**TASK OBJECTIVE**
Copy the data exactly as it appears, and do not include any pictures.

**RAW RECORDS**
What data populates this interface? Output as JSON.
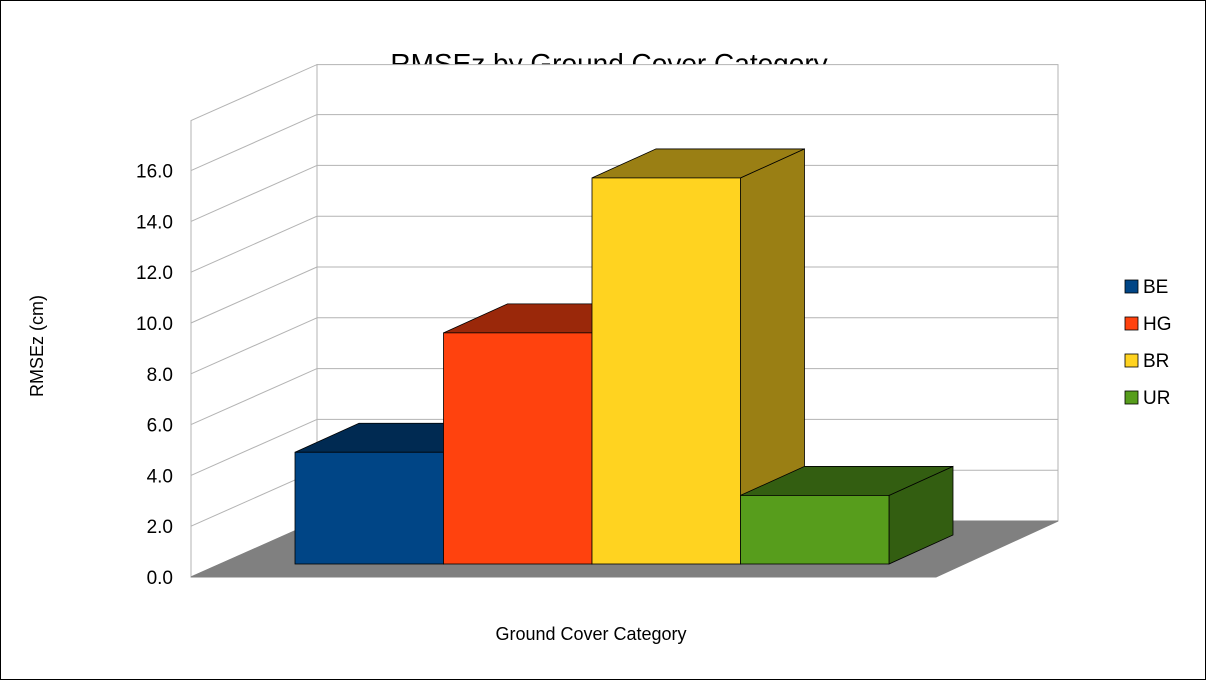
{
  "chart_data": {
    "type": "bar",
    "title": "RMSEz by Ground Cover Category",
    "xlabel": "Ground Cover Category",
    "ylabel": "RMSEz (cm)",
    "ylim": [
      0,
      16
    ],
    "yticks": [
      "0.0",
      "2.0",
      "4.0",
      "6.0",
      "8.0",
      "10.0",
      "12.0",
      "14.0",
      "16.0"
    ],
    "grid": true,
    "legend_position": "right",
    "three_d": true,
    "series": [
      {
        "name": "BE",
        "values": [
          4.4
        ],
        "color": "#004586",
        "side_color": "#002a52",
        "top_color": "#002a52"
      },
      {
        "name": "HG",
        "values": [
          9.1
        ],
        "color": "#ff420e",
        "side_color": "#9a280a",
        "top_color": "#9a280a"
      },
      {
        "name": "BR",
        "values": [
          15.2
        ],
        "color": "#ffd320",
        "side_color": "#9a7f14",
        "top_color": "#9a7f14"
      },
      {
        "name": "UR",
        "values": [
          2.7
        ],
        "color": "#579d1c",
        "side_color": "#335e11",
        "top_color": "#335e11"
      }
    ]
  }
}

**CORRECT RESPONSE**
What data populates this interface? Output as JSON.
{
  "chart_data": {
    "type": "bar",
    "title": "RMSEz by Ground Cover Category",
    "xlabel": "Ground Cover Category",
    "ylabel": "RMSEz (cm)",
    "ylim": [
      0,
      16
    ],
    "yticks": [
      "0.0",
      "2.0",
      "4.0",
      "6.0",
      "8.0",
      "10.0",
      "12.0",
      "14.0",
      "16.0"
    ],
    "grid": true,
    "legend_position": "right",
    "three_d": true,
    "series": [
      {
        "name": "BE",
        "values": [
          4.4
        ],
        "color": "#004586",
        "side_color": "#002a52",
        "top_color": "#002a52"
      },
      {
        "name": "HG",
        "values": [
          9.1
        ],
        "color": "#ff420e",
        "side_color": "#9a280a",
        "top_color": "#9a280a"
      },
      {
        "name": "BR",
        "values": [
          15.2
        ],
        "color": "#ffd320",
        "side_color": "#9a7f14",
        "top_color": "#9a7f14"
      },
      {
        "name": "UR",
        "values": [
          2.7
        ],
        "color": "#579d1c",
        "side_color": "#335e11",
        "top_color": "#335e11"
      }
    ]
  }
}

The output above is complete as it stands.